Given data ▸
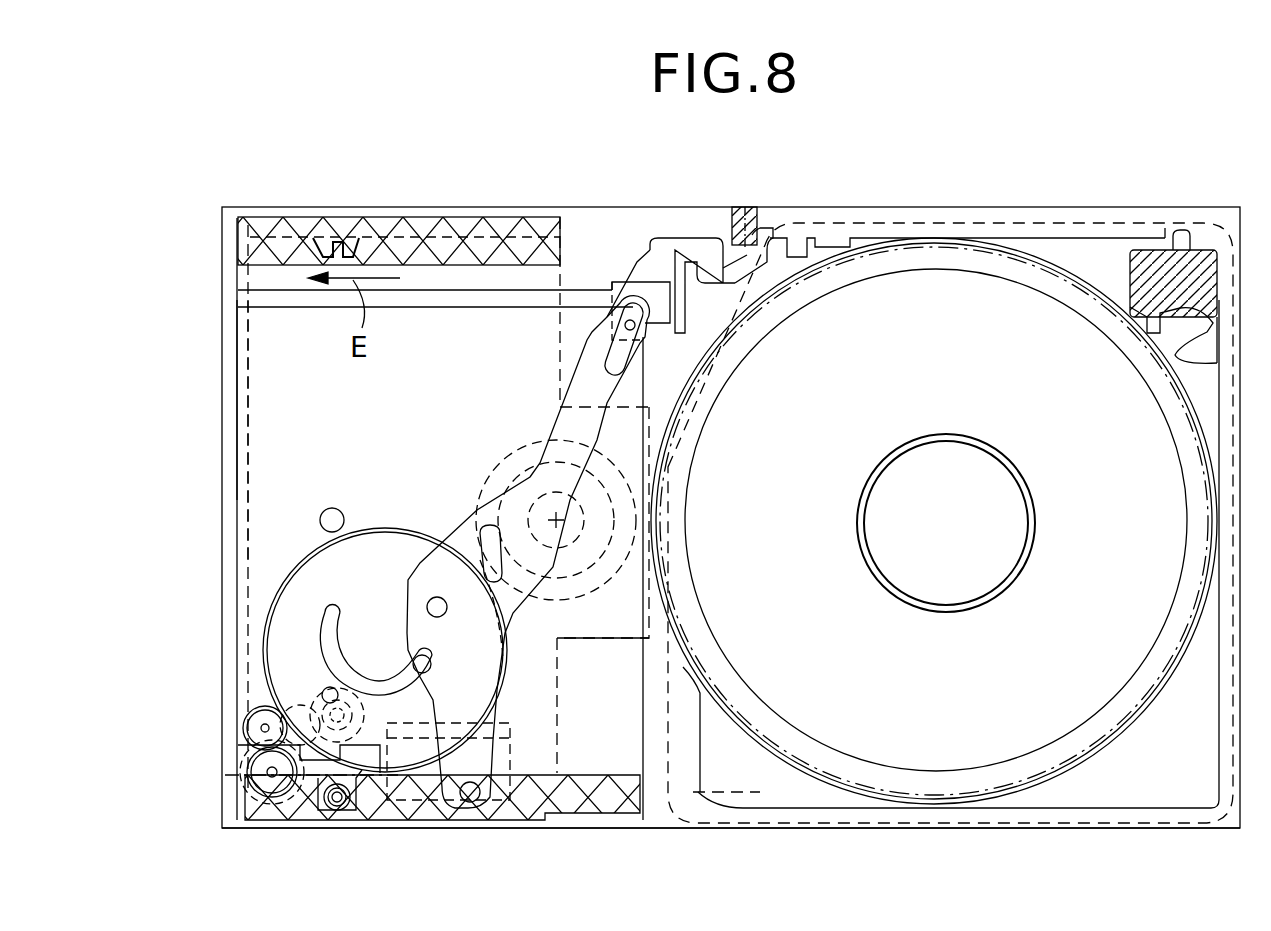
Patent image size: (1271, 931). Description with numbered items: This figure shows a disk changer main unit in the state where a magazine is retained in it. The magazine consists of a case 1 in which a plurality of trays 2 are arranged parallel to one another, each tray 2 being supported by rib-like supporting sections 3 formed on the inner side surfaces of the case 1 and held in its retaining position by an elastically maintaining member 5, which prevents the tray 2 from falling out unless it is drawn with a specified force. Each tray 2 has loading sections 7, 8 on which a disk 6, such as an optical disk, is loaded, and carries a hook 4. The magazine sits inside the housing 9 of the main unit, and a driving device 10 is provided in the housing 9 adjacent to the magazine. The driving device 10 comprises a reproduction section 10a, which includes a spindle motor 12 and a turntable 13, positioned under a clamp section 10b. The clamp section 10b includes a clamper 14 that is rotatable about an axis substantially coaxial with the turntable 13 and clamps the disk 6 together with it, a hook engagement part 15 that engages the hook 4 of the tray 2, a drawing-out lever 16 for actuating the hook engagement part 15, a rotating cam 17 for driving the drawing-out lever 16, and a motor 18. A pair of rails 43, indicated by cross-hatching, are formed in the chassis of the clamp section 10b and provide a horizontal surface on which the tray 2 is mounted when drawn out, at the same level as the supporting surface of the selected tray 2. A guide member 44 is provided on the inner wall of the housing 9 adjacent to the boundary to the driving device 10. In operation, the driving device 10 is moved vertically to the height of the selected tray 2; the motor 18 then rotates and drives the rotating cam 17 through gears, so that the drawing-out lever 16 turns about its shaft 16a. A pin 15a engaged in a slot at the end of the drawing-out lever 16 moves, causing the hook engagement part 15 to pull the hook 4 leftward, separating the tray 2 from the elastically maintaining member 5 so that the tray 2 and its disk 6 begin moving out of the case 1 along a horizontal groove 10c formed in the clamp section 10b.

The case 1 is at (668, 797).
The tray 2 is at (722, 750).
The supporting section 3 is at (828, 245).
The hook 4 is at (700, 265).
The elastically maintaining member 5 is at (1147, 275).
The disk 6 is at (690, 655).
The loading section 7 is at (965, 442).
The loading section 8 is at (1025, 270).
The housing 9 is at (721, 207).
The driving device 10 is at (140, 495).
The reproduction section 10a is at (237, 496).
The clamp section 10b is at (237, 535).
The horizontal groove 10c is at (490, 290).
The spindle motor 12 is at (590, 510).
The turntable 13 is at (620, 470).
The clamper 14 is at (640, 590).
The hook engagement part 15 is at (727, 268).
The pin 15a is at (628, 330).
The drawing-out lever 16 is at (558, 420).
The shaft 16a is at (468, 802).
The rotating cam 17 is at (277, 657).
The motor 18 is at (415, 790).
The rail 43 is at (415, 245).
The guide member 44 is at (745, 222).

--

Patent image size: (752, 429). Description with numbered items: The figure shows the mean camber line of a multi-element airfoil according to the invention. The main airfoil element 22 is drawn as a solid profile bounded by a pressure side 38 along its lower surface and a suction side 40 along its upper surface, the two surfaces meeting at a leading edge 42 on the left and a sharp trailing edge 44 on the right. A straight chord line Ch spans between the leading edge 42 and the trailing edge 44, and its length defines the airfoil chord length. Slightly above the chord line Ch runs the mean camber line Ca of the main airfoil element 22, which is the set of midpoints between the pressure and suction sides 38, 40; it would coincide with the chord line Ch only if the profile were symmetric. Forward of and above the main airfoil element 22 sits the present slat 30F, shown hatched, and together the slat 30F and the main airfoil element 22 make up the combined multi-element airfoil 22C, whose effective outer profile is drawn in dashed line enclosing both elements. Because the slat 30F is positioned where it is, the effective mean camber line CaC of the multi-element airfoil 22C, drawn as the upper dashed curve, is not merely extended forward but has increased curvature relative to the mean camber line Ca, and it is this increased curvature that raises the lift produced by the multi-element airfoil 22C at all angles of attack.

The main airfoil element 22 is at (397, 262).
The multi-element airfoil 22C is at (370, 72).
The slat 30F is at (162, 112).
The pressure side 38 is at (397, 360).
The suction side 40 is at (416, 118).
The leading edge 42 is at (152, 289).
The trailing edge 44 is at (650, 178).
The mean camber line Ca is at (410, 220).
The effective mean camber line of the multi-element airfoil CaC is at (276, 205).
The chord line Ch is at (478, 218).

Directions ▸
Copy the records above word for word, from the line containing "Patent image size: (752, 429)." down to the line containing "The effective mean camber line of", with both of those lines included.

Correct answer ▸
Patent image size: (752, 429). Description with numbered items: The figure shows the mean camber line of a multi-element airfoil according to the invention. The main airfoil element 22 is drawn as a solid profile bounded by a pressure side 38 along its lower surface and a suction side 40 along its upper surface, the two surfaces meeting at a leading edge 42 on the left and a sharp trailing edge 44 on the right. A straight chord line Ch spans between the leading edge 42 and the trailing edge 44, and its length defines the airfoil chord length. Slightly above the chord line Ch runs the mean camber line Ca of the main airfoil element 22, which is the set of midpoints between the pressure and suction sides 38, 40; it would coincide with the chord line Ch only if the profile were symmetric. Forward of and above the main airfoil element 22 sits the present slat 30F, shown hatched, and together the slat 30F and the main airfoil element 22 make up the combined multi-element airfoil 22C, whose effective outer profile is drawn in dashed line enclosing both elements. Because the slat 30F is positioned where it is, the effective mean camber line CaC of the multi-element airfoil 22C, drawn as the upper dashed curve, is not merely extended forward but has increased curvature relative to the mean camber line Ca, and it is this increased curvature that raises the lift produced by the multi-element airfoil 22C at all angles of attack.

The main airfoil element 22 is at (397, 262).
The multi-element airfoil 22C is at (370, 72).
The slat 30F is at (162, 112).
The pressure side 38 is at (397, 360).
The suction side 40 is at (416, 118).
The leading edge 42 is at (152, 289).
The trailing edge 44 is at (650, 178).
The mean camber line Ca is at (410, 220).
The effective mean camber line of the multi-element airfoil CaC is at (276, 205).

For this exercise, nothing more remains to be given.